Goal → All entries are to be quoted exactly; the images stay out of the copy.

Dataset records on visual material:
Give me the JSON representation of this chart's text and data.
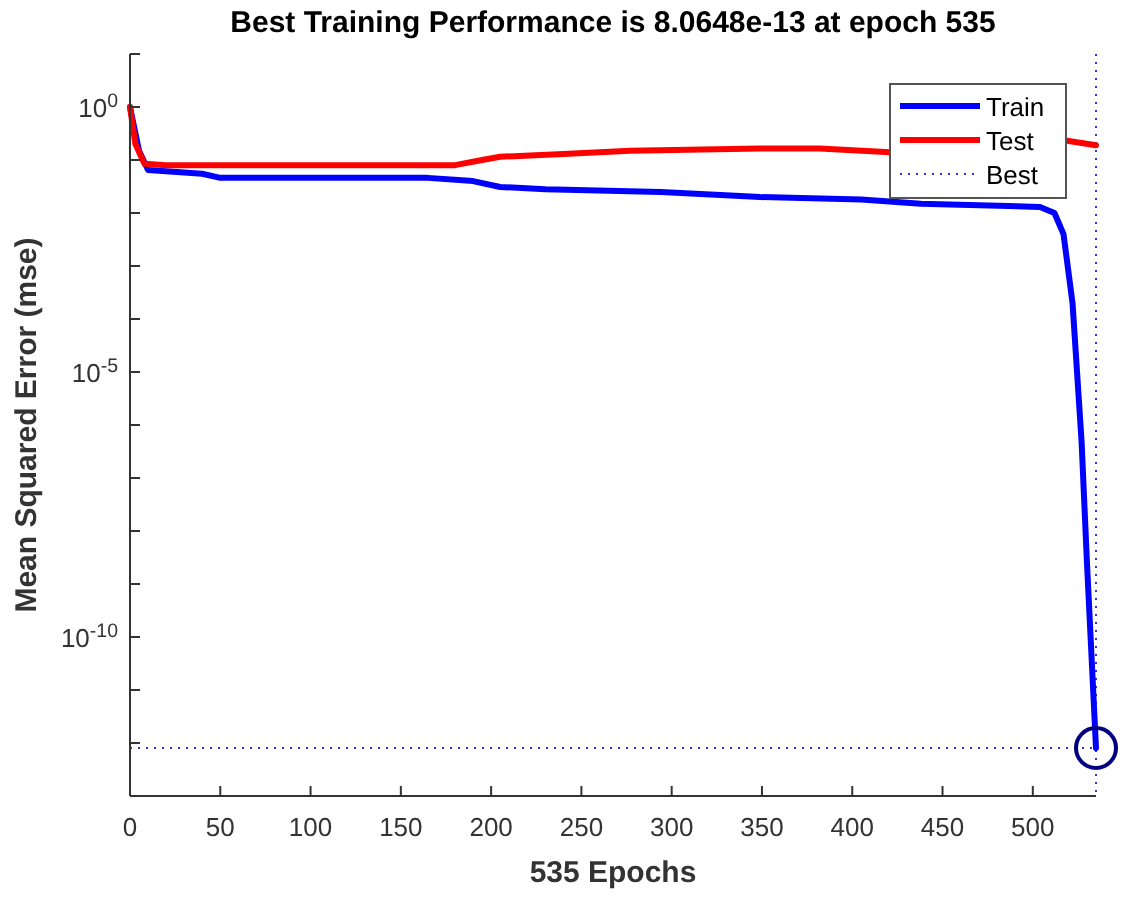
{
  "chart_data": {
    "type": "line",
    "title": "Best Training Performance is 8.0648e-13 at epoch 535",
    "xlabel": "535 Epochs",
    "ylabel": "Mean Squared Error  (mse)",
    "xlim": [
      0,
      535
    ],
    "xticks": [
      0,
      50,
      100,
      150,
      200,
      250,
      300,
      350,
      400,
      450,
      500
    ],
    "ylim": [
      1e-13,
      10
    ],
    "log": "y",
    "yticks": [
      {
        "value": 1e-13,
        "label": null
      },
      {
        "value": 1e-12,
        "label": null
      },
      {
        "value": 1e-11,
        "label": null
      },
      {
        "value": 1e-10,
        "label": "10$^{-10}$"
      },
      {
        "value": 1e-09,
        "label": null
      },
      {
        "value": 1e-08,
        "label": null
      },
      {
        "value": 1e-07,
        "label": null
      },
      {
        "value": 1e-06,
        "label": null
      },
      {
        "value": 1e-05,
        "label": "10$^{-5}$"
      },
      {
        "value": 0.0001,
        "label": null
      },
      {
        "value": 0.001,
        "label": null
      },
      {
        "value": 0.01,
        "label": null
      },
      {
        "value": 0.1,
        "label": null
      },
      {
        "value": 1,
        "label": "10$^{0}$"
      },
      {
        "value": 10,
        "label": null
      }
    ],
    "legend": "top right",
    "ref_lines": [
      {
        "axis": "y",
        "value": 8.0648e-13,
        "label": "Best",
        "color": "#3333cc",
        "line_style": "dotted"
      },
      {
        "axis": "x",
        "value": 535,
        "label": null,
        "color": "#3333cc",
        "line_style": "dotted"
      }
    ],
    "series": [
      {
        "name": "Train",
        "color": "#0000ff",
        "line_style": "solid",
        "x": [
          0,
          5,
          10,
          40,
          50,
          165,
          190,
          205,
          230,
          294,
          349,
          405,
          438,
          504,
          512,
          517,
          522,
          527,
          530,
          535
        ],
        "values": [
          1,
          0.15,
          0.065,
          0.055,
          0.046,
          0.046,
          0.04,
          0.031,
          0.028,
          0.025,
          0.02,
          0.018,
          0.015,
          0.013,
          0.01,
          0.004,
          0.0002,
          5e-07,
          2.5e-09,
          8.0648e-13
        ]
      },
      {
        "name": "Test",
        "color": "#ff0000",
        "line_style": "solid",
        "x": [
          0,
          3,
          8,
          20,
          100,
          180,
          195,
          205,
          240,
          277,
          349,
          382,
          421,
          450,
          480,
          519,
          535
        ],
        "values": [
          1,
          0.2,
          0.085,
          0.08,
          0.08,
          0.08,
          0.1,
          0.115,
          0.13,
          0.15,
          0.165,
          0.165,
          0.14,
          null,
          null,
          0.23,
          0.19
        ]
      },
      {
        "type": "scatter",
        "marker": "circle",
        "color": "#000080",
        "x": [
          535
        ],
        "values": [
          8.0648e-13
        ]
      }
    ]
  }
}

Solution to this problem →
Give me the JSON representation of this chart's text and data.
{
  "chart_data": {
    "type": "line",
    "title": "Best Training Performance is 8.0648e-13 at epoch 535",
    "xlabel": "535 Epochs",
    "ylabel": "Mean Squared Error  (mse)",
    "xlim": [
      0,
      535
    ],
    "xticks": [
      0,
      50,
      100,
      150,
      200,
      250,
      300,
      350,
      400,
      450,
      500
    ],
    "ylim": [
      1e-13,
      10
    ],
    "log": "y",
    "yticks": [
      {
        "value": 1e-13,
        "label": null
      },
      {
        "value": 1e-12,
        "label": null
      },
      {
        "value": 1e-11,
        "label": null
      },
      {
        "value": 1e-10,
        "label": "10$^{-10}$"
      },
      {
        "value": 1e-09,
        "label": null
      },
      {
        "value": 1e-08,
        "label": null
      },
      {
        "value": 1e-07,
        "label": null
      },
      {
        "value": 1e-06,
        "label": null
      },
      {
        "value": 1e-05,
        "label": "10$^{-5}$"
      },
      {
        "value": 0.0001,
        "label": null
      },
      {
        "value": 0.001,
        "label": null
      },
      {
        "value": 0.01,
        "label": null
      },
      {
        "value": 0.1,
        "label": null
      },
      {
        "value": 1,
        "label": "10$^{0}$"
      },
      {
        "value": 10,
        "label": null
      }
    ],
    "legend": "top right",
    "ref_lines": [
      {
        "axis": "y",
        "value": 8.0648e-13,
        "label": "Best",
        "color": "#3333cc",
        "line_style": "dotted"
      },
      {
        "axis": "x",
        "value": 535,
        "label": null,
        "color": "#3333cc",
        "line_style": "dotted"
      }
    ],
    "series": [
      {
        "name": "Train",
        "color": "#0000ff",
        "line_style": "solid",
        "x": [
          0,
          5,
          10,
          40,
          50,
          165,
          190,
          205,
          230,
          294,
          349,
          405,
          438,
          504,
          512,
          517,
          522,
          527,
          530,
          535
        ],
        "values": [
          1,
          0.15,
          0.065,
          0.055,
          0.046,
          0.046,
          0.04,
          0.031,
          0.028,
          0.025,
          0.02,
          0.018,
          0.015,
          0.013,
          0.01,
          0.004,
          0.0002,
          5e-07,
          2.5e-09,
          8.0648e-13
        ]
      },
      {
        "name": "Test",
        "color": "#ff0000",
        "line_style": "solid",
        "x": [
          0,
          3,
          8,
          20,
          100,
          180,
          195,
          205,
          240,
          277,
          349,
          382,
          421,
          450,
          480,
          519,
          535
        ],
        "values": [
          1,
          0.2,
          0.085,
          0.08,
          0.08,
          0.08,
          0.1,
          0.115,
          0.13,
          0.15,
          0.165,
          0.165,
          0.14,
          null,
          null,
          0.23,
          0.19
        ]
      },
      {
        "type": "scatter",
        "marker": "circle",
        "color": "#000080",
        "x": [
          535
        ],
        "values": [
          8.0648e-13
        ]
      }
    ]
  }
}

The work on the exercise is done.